-- Instruction --
Find and copy every line in the records that includes the string "减小受力面积".

[Stored records]

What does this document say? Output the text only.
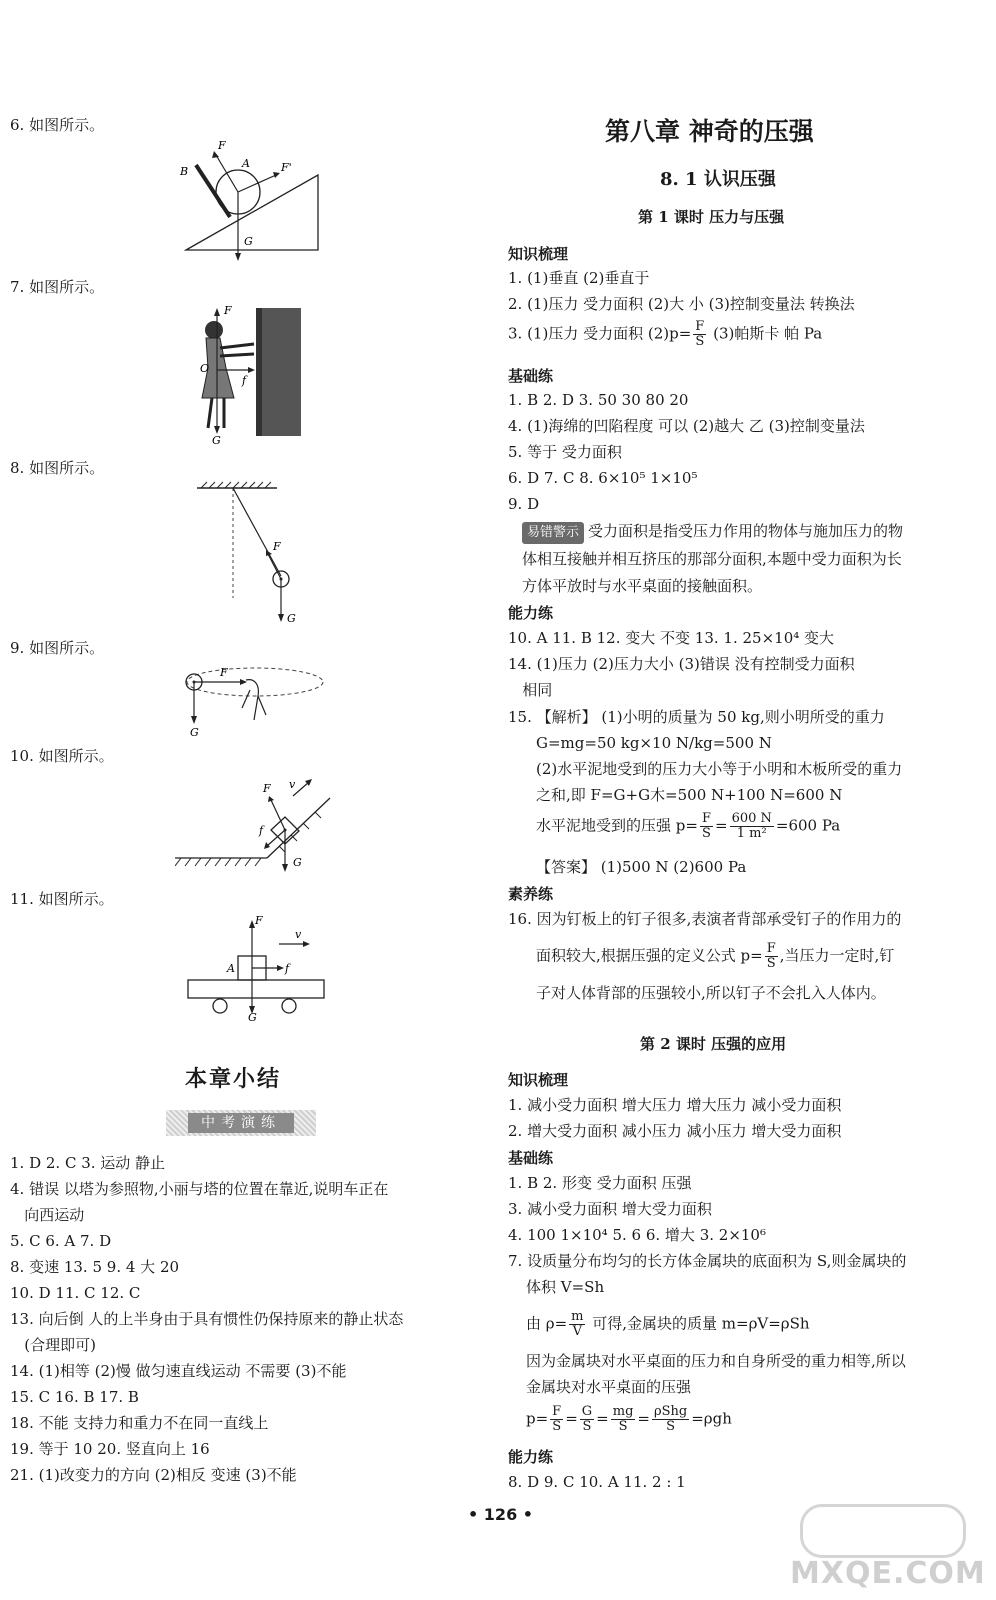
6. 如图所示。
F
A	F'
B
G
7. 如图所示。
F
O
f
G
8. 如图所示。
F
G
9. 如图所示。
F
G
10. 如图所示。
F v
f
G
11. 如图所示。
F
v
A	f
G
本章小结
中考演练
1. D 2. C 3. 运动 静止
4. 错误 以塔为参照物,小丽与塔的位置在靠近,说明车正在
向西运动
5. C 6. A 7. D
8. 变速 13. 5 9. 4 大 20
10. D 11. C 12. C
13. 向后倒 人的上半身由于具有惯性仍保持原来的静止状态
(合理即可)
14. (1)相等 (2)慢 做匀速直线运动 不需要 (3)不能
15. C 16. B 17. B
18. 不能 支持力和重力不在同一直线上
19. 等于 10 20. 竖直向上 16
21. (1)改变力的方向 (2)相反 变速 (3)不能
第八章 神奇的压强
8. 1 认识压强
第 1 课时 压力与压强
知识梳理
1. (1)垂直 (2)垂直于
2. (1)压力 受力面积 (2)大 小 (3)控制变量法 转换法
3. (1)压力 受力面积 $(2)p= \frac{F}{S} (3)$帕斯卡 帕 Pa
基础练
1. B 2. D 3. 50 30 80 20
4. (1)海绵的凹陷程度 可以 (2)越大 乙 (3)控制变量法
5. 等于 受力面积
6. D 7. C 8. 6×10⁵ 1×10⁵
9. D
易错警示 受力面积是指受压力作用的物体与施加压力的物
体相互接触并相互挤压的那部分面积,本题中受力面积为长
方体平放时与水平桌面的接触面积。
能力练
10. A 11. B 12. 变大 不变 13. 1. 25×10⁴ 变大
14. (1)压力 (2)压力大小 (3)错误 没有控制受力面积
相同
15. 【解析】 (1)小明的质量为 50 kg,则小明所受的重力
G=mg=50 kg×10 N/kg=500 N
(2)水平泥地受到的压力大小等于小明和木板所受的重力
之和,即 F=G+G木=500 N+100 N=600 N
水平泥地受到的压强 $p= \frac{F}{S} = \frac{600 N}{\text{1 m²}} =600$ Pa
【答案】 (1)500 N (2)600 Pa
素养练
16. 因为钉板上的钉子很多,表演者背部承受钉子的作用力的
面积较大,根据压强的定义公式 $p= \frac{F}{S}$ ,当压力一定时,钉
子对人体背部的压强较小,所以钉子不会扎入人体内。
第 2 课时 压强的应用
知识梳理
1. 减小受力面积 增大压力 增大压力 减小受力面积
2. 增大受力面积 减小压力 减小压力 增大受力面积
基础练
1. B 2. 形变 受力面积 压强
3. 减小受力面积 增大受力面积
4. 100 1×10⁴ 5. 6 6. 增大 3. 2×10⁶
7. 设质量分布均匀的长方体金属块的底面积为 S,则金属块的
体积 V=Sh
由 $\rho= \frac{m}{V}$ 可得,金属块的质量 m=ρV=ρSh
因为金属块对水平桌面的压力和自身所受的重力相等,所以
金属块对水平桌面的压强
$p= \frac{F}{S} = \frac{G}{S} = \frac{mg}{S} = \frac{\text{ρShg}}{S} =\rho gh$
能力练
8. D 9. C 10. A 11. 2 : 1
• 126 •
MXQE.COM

-- Completed task --
1. 减小受力面积 增大压力 增大压力 减小受力面积
3. 减小受力面积 增大受力面积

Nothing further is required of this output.